Task objective - Reproduce every entry below precisely; do not include the pictures.

Stored records -
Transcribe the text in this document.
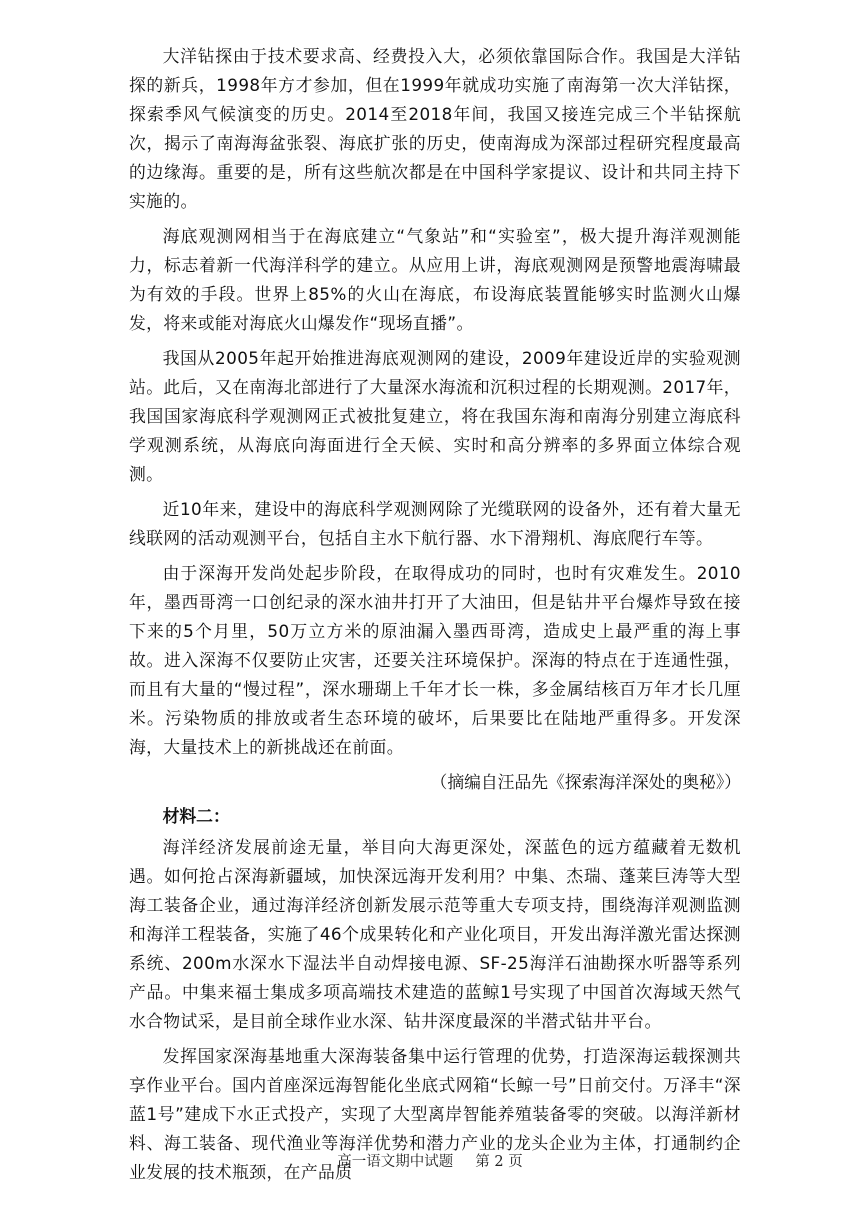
大洋钻探由于技术要求高、经费投入大，必须依靠国际合作。我国是大洋钻探的新兵，1998年方才参加，但在1999年就成功实施了南海第一次大洋钻探，探索季风气候演变的历史。2014至2018年间，我国又接连完成三个半钻探航次，揭示了南海海盆张裂、海底扩张的历史，使南海成为深部过程研究程度最高的边缘海。重要的是，所有这些航次都是在中国科学家提议、设计和共同主持下实施的。

海底观测网相当于在海底建立“气象站”和“实验室”，极大提升海洋观测能力，标志着新一代海洋科学的建立。从应用上讲，海底观测网是预警地震海啸最为有效的手段。世界上85%的火山在海底，布设海底装置能够实时监测火山爆发，将来或能对海底火山爆发作“现场直播”。

我国从2005年起开始推进海底观测网的建设，2009年建设近岸的实验观测站。此后，又在南海北部进行了大量深水海流和沉积过程的长期观测。2017年，我国国家海底科学观测网正式被批复建立，将在我国东海和南海分别建立海底科学观测系统，从海底向海面进行全天候、实时和高分辨率的多界面立体综合观测。

近10年来，建设中的海底科学观测网除了光缆联网的设备外，还有着大量无线联网的活动观测平台，包括自主水下航行器、水下滑翔机、海底爬行车等。

由于深海开发尚处起步阶段，在取得成功的同时，也时有灾难发生。2010年，墨西哥湾一口创纪录的深水油井打开了大油田，但是钻井平台爆炸导致在接下来的5个月里，50万立方米的原油漏入墨西哥湾，造成史上最严重的海上事故。进入深海不仅要防止灾害，还要关注环境保护。深海的特点在于连通性强，而且有大量的“慢过程”，深水珊瑚上千年才长一株，多金属结核百万年才长几厘米。污染物质的排放或者生态环境的破坏，后果要比在陆地严重得多。开发深海，大量技术上的新挑战还在前面。

（摘编自汪品先《探索海洋深处的奥秘》）

材料二：

海洋经济发展前途无量，举目向大海更深处，深蓝色的远方蕴藏着无数机遇。如何抢占深海新疆域，加快深远海开发利用？中集、杰瑞、蓬莱巨涛等大型海工装备企业，通过海洋经济创新发展示范等重大专项支持，围绕海洋观测监测和海洋工程装备，实施了46个成果转化和产业化项目，开发出海洋激光雷达探测系统、200m水深水下湿法半自动焊接电源、SF-25海洋石油勘探水听器等系列产品。中集来福士集成多项高端技术建造的蓝鲸1号实现了中国首次海域天然气水合物试采，是目前全球作业水深、钻井深度最深的半潜式钻井平台。

发挥国家深海基地重大深海装备集中运行管理的优势，打造深海运载探测共享作业平台。国内首座深远海智能化坐底式网箱“长鲸一号”日前交付。万泽丰“深蓝1号”建成下水正式投产，实现了大型离岸智能养殖装备零的突破。以海洋新材料、海工装备、现代渔业等海洋优势和潜力产业的龙头企业为主体，打通制约企业发展的技术瓶颈，在产品质

高一语文期中试题 第 2 页
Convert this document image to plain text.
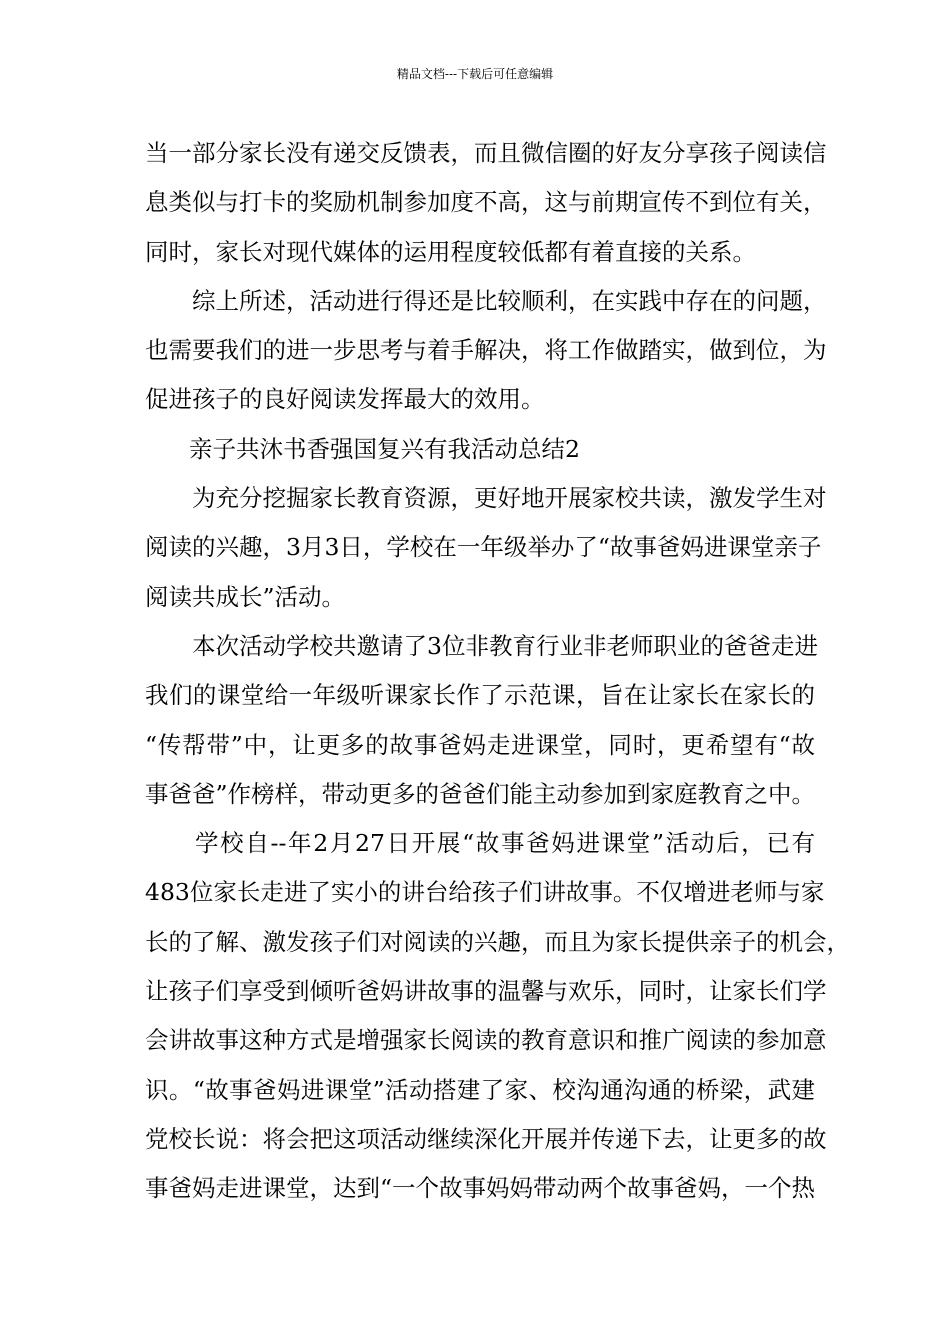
精品文档---下载后可任意编辑
当一部分家长没有递交反馈表，而且微信圈的好友分享孩子阅读信
息类似与打卡的奖励机制参加度不高，这与前期宣传不到位有关，
同时，家长对现代媒体的运用程度较低都有着直接的关系。
综上所述，活动进行得还是比较顺利，在实践中存在的问题，
也需要我们的进一步思考与着手解决，将工作做踏实，做到位，为
促进孩子的良好阅读发挥最大的效用。
亲子共沐书香强国复兴有我活动总结2
为充分挖掘家长教育资源，更好地开展家校共读，激发学生对
阅读的兴趣，3月3日，学校在一年级举办了“故事爸妈进课堂亲子
阅读共成长”活动。
本次活动学校共邀请了3位非教育行业非老师职业的爸爸走进
我们的课堂给一年级听课家长作了示范课，旨在让家长在家长的
“传帮带”中，让更多的故事爸妈走进课堂，同时，更希望有“故
事爸爸”作榜样，带动更多的爸爸们能主动参加到家庭教育之中。
学校自--年2月27日开展“故事爸妈进课堂”活动后，已有
483位家长走进了实小的讲台给孩子们讲故事。不仅增进老师与家
长的了解、激发孩子们对阅读的兴趣，而且为家长提供亲子的机会，
让孩子们享受到倾听爸妈讲故事的温馨与欢乐，同时，让家长们学
会讲故事这种方式是增强家长阅读的教育意识和推广阅读的参加意
识。“故事爸妈进课堂”活动搭建了家、校沟通沟通的桥梁，武建
党校长说：将会把这项活动继续深化开展并传递下去，让更多的故
事爸妈走进课堂，达到“一个故事妈妈带动两个故事爸妈，一个热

Response to this task -
Transcribe the text in this document.
大洋钻探由于技术要求高、经费投入大，必须依靠国际合作。我国是大洋钻探的新兵，1998年方才参加，但在1999年就成功实施了南海第一次大洋钻探，探索季风气候演变的历史。2014至2018年间，我国又接连完成三个半钻探航次，揭示了南海海盆张裂、海底扩张的历史，使南海成为深部过程研究程度最高的边缘海。重要的是，所有这些航次都是在中国科学家提议、设计和共同主持下实施的。

海底观测网相当于在海底建立“气象站”和“实验室”，极大提升海洋观测能力，标志着新一代海洋科学的建立。从应用上讲，海底观测网是预警地震海啸最为有效的手段。世界上85%的火山在海底，布设海底装置能够实时监测火山爆发，将来或能对海底火山爆发作“现场直播”。

我国从2005年起开始推进海底观测网的建设，2009年建设近岸的实验观测站。此后，又在南海北部进行了大量深水海流和沉积过程的长期观测。2017年，我国国家海底科学观测网正式被批复建立，将在我国东海和南海分别建立海底科学观测系统，从海底向海面进行全天候、实时和高分辨率的多界面立体综合观测。

近10年来，建设中的海底科学观测网除了光缆联网的设备外，还有着大量无线联网的活动观测平台，包括自主水下航行器、水下滑翔机、海底爬行车等。

由于深海开发尚处起步阶段，在取得成功的同时，也时有灾难发生。2010年，墨西哥湾一口创纪录的深水油井打开了大油田，但是钻井平台爆炸导致在接下来的5个月里，50万立方米的原油漏入墨西哥湾，造成史上最严重的海上事故。进入深海不仅要防止灾害，还要关注环境保护。深海的特点在于连通性强，而且有大量的“慢过程”，深水珊瑚上千年才长一株，多金属结核百万年才长几厘米。污染物质的排放或者生态环境的破坏，后果要比在陆地严重得多。开发深海，大量技术上的新挑战还在前面。

（摘编自汪品先《探索海洋深处的奥秘》）

材料二：

海洋经济发展前途无量，举目向大海更深处，深蓝色的远方蕴藏着无数机遇。如何抢占深海新疆域，加快深远海开发利用？中集、杰瑞、蓬莱巨涛等大型海工装备企业，通过海洋经济创新发展示范等重大专项支持，围绕海洋观测监测和海洋工程装备，实施了46个成果转化和产业化项目，开发出海洋激光雷达探测系统、200m水深水下湿法半自动焊接电源、SF-25海洋石油勘探水听器等系列产品。中集来福士集成多项高端技术建造的蓝鲸1号实现了中国首次海域天然气水合物试采，是目前全球作业水深、钻井深度最深的半潜式钻井平台。

发挥国家深海基地重大深海装备集中运行管理的优势，打造深海运载探测共享作业平台。国内首座深远海智能化坐底式网箱“长鲸一号”日前交付。万泽丰“深蓝1号”建成下水正式投产，实现了大型离岸智能养殖装备零的突破。以海洋新材料、海工装备、现代渔业等海洋优势和潜力产业的龙头企业为主体，打通制约企业发展的技术瓶颈，在产品质

高一语文期中试题 第 2 页
Convert this document image to plain text.
精品文档---下载后可任意编辑
当一部分家长没有递交反馈表，而且微信圈的好友分享孩子阅读信
息类似与打卡的奖励机制参加度不高，这与前期宣传不到位有关，
同时，家长对现代媒体的运用程度较低都有着直接的关系。
综上所述，活动进行得还是比较顺利，在实践中存在的问题，
也需要我们的进一步思考与着手解决，将工作做踏实，做到位，为
促进孩子的良好阅读发挥最大的效用。
亲子共沐书香强国复兴有我活动总结2
为充分挖掘家长教育资源，更好地开展家校共读，激发学生对
阅读的兴趣，3月3日，学校在一年级举办了“故事爸妈进课堂亲子
阅读共成长”活动。
本次活动学校共邀请了3位非教育行业非老师职业的爸爸走进
我们的课堂给一年级听课家长作了示范课，旨在让家长在家长的
“传帮带”中，让更多的故事爸妈走进课堂，同时，更希望有“故
事爸爸”作榜样，带动更多的爸爸们能主动参加到家庭教育之中。
学校自--年2月27日开展“故事爸妈进课堂”活动后，已有
483位家长走进了实小的讲台给孩子们讲故事。不仅增进老师与家
长的了解、激发孩子们对阅读的兴趣，而且为家长提供亲子的机会，
让孩子们享受到倾听爸妈讲故事的温馨与欢乐，同时，让家长们学
会讲故事这种方式是增强家长阅读的教育意识和推广阅读的参加意
识。“故事爸妈进课堂”活动搭建了家、校沟通沟通的桥梁，武建
党校长说：将会把这项活动继续深化开展并传递下去，让更多的故
事爸妈走进课堂，达到“一个故事妈妈带动两个故事爸妈，一个热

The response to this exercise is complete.